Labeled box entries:
--- BEGIN ---
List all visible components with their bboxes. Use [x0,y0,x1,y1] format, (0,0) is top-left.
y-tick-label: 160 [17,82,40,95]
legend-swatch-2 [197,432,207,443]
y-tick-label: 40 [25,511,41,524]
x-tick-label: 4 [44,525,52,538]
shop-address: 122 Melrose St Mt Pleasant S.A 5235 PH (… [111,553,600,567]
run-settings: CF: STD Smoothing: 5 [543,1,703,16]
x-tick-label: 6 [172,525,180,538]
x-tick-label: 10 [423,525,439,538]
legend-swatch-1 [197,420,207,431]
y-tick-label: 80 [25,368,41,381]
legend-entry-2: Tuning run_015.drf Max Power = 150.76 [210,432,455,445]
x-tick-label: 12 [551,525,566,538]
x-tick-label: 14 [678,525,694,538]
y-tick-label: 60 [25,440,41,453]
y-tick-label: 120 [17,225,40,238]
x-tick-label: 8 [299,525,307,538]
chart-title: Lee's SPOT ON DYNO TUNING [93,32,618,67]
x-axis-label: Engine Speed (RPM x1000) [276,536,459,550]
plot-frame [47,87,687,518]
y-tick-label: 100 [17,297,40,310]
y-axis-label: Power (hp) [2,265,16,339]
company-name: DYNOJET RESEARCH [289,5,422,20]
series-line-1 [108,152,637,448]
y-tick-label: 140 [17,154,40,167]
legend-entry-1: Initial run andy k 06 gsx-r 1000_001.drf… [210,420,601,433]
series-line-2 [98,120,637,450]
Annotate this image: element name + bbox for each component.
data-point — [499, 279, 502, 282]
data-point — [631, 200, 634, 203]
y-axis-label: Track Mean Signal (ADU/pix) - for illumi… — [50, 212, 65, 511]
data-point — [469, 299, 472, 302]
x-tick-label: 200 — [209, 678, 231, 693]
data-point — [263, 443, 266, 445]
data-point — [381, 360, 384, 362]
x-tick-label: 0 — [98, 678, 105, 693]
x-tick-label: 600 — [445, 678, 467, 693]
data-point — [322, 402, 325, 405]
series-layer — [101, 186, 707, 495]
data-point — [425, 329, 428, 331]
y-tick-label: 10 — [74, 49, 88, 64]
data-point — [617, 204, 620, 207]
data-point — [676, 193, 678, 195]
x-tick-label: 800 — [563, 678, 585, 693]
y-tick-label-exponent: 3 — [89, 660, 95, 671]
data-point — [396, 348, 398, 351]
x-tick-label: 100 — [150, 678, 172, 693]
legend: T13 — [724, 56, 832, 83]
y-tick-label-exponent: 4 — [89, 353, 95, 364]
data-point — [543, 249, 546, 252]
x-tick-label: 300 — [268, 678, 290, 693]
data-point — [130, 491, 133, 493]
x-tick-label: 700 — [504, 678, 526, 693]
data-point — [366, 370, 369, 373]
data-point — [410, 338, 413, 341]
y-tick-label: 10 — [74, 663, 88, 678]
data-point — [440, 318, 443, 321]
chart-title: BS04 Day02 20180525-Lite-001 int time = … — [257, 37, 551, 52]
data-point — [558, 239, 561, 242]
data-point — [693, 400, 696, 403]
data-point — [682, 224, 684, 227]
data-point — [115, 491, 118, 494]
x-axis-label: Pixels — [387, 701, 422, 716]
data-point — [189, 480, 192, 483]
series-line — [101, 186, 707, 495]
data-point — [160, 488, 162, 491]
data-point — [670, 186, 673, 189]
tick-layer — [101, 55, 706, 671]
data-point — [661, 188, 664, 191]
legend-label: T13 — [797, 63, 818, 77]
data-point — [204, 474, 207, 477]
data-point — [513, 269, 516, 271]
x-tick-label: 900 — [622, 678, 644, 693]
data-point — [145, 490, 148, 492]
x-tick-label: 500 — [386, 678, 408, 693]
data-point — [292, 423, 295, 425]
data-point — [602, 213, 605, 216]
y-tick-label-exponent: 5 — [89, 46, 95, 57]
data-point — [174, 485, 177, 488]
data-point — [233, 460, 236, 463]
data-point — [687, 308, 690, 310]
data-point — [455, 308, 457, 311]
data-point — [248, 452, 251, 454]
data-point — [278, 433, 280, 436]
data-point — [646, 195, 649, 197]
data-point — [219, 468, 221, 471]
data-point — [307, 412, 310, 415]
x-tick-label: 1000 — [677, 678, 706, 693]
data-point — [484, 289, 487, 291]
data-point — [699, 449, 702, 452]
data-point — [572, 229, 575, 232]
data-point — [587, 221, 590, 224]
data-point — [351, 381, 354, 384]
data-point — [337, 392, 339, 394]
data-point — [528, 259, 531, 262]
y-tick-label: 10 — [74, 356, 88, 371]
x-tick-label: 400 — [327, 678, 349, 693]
--- END ---
Set down, character for character, every line from the start of the entries through the line that contains "x-tick-label: 4 [44,525,52,538]", and copy that last line too.

List all visible components with their bboxes. Use [x0,y0,x1,y1] format, (0,0) is top-left.
y-tick-label: 160 [17,82,40,95]
legend-swatch-2 [197,432,207,443]
y-tick-label: 40 [25,511,41,524]
x-tick-label: 4 [44,525,52,538]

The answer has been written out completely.